What you are asked to do.
Select every line holding the word "value" and copy it.

(Source records)

● ● ● ● ● ● ●

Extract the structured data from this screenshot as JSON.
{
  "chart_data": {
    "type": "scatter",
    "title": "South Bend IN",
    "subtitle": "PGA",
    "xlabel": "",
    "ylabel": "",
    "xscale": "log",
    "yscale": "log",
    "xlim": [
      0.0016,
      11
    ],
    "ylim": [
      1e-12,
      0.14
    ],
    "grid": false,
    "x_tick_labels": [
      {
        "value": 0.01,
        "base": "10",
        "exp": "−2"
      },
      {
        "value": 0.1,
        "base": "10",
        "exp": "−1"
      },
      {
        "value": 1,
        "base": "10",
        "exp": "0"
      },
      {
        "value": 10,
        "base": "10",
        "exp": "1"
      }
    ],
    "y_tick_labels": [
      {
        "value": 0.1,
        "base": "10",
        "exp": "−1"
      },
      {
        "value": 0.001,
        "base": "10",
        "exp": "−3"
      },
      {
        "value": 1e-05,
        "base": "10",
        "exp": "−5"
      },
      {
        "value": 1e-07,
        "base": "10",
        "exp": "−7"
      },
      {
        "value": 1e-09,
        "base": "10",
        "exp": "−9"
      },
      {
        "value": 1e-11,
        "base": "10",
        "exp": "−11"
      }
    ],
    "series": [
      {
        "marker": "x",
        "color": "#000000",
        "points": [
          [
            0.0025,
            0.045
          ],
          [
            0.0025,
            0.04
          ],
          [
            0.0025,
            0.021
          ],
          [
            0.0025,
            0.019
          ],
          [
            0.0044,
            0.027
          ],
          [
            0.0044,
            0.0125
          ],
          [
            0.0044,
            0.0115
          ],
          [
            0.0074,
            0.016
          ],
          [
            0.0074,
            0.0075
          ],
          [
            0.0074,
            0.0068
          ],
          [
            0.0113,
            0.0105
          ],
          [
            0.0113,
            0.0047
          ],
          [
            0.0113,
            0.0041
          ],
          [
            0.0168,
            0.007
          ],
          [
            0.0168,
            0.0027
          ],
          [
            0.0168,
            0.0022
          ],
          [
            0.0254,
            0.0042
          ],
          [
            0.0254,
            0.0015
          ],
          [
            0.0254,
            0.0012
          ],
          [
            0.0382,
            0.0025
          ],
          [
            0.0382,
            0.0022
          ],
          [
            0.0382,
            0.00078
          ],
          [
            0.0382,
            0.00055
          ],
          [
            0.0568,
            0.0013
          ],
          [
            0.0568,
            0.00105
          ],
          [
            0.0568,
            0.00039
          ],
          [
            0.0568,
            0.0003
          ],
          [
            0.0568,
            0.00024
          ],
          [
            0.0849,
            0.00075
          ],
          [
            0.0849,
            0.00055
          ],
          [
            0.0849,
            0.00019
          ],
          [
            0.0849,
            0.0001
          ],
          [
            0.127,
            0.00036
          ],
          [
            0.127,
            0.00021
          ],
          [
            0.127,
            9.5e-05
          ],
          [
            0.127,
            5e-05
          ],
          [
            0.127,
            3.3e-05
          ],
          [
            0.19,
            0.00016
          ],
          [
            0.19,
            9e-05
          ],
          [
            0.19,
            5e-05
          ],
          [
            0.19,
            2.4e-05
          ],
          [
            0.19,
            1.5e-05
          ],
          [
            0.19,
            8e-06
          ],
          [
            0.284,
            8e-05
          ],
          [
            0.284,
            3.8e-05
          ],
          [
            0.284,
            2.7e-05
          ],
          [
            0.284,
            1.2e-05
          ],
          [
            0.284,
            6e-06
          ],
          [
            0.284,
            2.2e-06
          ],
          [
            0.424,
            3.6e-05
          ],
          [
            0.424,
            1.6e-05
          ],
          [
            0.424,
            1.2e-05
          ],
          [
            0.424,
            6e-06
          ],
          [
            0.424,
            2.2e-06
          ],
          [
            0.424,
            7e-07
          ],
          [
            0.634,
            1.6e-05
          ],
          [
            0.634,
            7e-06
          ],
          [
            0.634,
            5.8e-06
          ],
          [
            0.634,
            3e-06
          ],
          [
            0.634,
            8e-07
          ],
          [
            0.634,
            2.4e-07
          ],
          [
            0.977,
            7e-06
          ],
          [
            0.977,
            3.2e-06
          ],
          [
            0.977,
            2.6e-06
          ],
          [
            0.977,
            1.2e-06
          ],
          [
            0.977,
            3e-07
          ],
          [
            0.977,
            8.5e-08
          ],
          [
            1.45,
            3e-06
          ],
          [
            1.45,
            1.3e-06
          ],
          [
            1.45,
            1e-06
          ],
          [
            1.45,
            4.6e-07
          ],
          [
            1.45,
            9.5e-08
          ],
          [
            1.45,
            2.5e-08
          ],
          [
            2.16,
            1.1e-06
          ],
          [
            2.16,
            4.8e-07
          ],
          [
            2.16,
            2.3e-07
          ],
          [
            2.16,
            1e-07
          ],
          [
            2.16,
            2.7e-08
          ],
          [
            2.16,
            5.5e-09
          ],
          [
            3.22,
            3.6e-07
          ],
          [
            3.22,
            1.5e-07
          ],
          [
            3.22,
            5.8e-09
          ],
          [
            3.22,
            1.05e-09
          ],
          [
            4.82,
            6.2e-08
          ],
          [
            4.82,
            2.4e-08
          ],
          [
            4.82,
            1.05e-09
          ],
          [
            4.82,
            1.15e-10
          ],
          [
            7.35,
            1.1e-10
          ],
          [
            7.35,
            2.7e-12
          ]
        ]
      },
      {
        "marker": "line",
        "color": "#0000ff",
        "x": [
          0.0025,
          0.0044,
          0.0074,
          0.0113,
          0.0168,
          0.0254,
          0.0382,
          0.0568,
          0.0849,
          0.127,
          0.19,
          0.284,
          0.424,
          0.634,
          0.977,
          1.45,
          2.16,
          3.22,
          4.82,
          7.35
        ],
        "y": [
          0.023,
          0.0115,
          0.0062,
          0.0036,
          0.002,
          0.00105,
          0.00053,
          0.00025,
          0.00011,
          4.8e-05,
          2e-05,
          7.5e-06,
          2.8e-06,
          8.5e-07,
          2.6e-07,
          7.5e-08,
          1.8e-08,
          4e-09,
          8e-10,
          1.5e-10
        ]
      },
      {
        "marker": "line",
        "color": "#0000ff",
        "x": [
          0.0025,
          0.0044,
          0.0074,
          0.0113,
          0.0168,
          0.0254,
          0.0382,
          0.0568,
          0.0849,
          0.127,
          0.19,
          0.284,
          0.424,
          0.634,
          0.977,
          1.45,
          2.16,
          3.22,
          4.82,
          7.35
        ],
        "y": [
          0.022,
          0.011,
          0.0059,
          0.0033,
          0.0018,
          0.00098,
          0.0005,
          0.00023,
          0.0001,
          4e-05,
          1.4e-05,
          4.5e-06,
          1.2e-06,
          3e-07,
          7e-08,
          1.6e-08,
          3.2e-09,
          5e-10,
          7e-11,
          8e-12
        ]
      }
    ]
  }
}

● ● ● ● ● ● ●

Response to the exercise.
        "value": 0.01,
        "value": 0.1,
        "value": 1,
        "value": 10,
        "value": 0.1,
        "value": 0.001,
        "value": 1e-05,
        "value": 1e-07,
        "value": 1e-09,
        "value": 1e-11,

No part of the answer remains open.